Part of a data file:
▽

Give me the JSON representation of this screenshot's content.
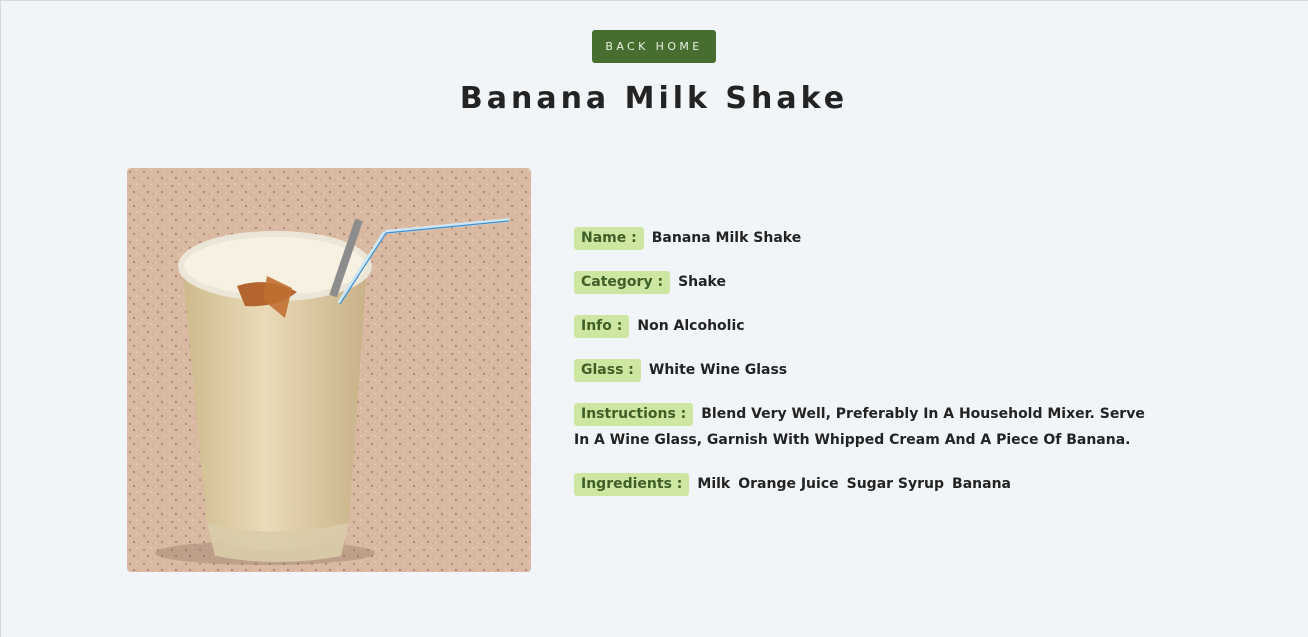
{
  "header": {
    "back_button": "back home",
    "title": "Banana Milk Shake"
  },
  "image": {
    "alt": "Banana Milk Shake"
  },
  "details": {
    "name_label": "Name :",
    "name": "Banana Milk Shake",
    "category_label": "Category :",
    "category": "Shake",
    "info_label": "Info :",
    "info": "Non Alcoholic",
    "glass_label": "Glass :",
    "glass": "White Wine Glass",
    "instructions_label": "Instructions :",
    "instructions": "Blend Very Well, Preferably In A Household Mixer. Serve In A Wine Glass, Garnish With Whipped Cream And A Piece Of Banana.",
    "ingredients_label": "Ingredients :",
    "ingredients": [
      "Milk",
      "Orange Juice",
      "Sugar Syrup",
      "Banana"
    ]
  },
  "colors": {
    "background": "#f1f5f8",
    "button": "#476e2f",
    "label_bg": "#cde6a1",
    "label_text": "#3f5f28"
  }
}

△

» **Set task**: Output nothing but the number of lines in the data containing the string "Wine".

» **Answer**: 2